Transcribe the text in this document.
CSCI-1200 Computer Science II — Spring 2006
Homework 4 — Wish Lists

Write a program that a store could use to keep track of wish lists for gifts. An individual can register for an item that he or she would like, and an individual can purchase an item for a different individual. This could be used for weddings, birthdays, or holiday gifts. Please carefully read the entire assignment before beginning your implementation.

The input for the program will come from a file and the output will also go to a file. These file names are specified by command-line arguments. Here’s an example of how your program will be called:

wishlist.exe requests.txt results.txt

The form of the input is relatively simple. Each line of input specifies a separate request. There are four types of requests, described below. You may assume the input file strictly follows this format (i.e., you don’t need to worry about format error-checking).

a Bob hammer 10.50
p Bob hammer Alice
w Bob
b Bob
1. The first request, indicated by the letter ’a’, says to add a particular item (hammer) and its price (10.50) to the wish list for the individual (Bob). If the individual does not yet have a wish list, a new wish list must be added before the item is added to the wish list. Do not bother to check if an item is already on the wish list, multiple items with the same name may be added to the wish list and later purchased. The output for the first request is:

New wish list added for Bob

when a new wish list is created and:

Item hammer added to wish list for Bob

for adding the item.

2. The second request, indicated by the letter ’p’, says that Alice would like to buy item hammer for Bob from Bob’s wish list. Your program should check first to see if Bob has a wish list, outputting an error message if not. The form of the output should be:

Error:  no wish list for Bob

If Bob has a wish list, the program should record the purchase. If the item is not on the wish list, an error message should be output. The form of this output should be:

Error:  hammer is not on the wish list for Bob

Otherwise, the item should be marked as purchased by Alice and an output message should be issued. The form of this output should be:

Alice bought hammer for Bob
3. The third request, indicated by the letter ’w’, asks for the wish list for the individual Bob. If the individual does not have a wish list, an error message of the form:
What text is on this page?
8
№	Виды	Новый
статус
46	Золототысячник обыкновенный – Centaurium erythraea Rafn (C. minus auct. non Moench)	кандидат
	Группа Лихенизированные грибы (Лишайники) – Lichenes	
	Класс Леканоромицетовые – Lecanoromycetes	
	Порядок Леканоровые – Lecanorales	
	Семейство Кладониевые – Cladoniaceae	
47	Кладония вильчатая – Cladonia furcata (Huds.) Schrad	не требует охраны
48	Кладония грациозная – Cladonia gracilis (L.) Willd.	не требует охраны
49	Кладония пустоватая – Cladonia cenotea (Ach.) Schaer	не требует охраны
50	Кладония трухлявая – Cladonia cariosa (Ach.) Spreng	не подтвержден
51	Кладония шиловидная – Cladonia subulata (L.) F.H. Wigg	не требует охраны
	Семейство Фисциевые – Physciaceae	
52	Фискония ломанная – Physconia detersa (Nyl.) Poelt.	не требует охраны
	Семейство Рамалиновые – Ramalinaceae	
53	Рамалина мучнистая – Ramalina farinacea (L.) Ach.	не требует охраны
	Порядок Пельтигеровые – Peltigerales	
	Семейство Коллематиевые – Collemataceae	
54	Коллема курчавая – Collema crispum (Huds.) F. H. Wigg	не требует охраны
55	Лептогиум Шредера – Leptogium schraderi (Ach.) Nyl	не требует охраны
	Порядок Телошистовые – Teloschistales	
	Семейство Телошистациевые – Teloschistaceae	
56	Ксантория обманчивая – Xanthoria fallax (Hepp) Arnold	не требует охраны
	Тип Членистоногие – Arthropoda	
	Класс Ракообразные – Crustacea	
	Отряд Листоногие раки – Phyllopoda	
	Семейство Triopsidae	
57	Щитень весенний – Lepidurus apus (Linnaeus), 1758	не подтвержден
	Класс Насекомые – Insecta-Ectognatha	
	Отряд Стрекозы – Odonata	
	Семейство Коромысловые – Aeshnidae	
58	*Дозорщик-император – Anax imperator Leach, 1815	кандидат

* **WORK TO BE COMPLETED**
Report the number of lines holding the string "Кладония", without any other words.

* **TASK OUTPUT**
5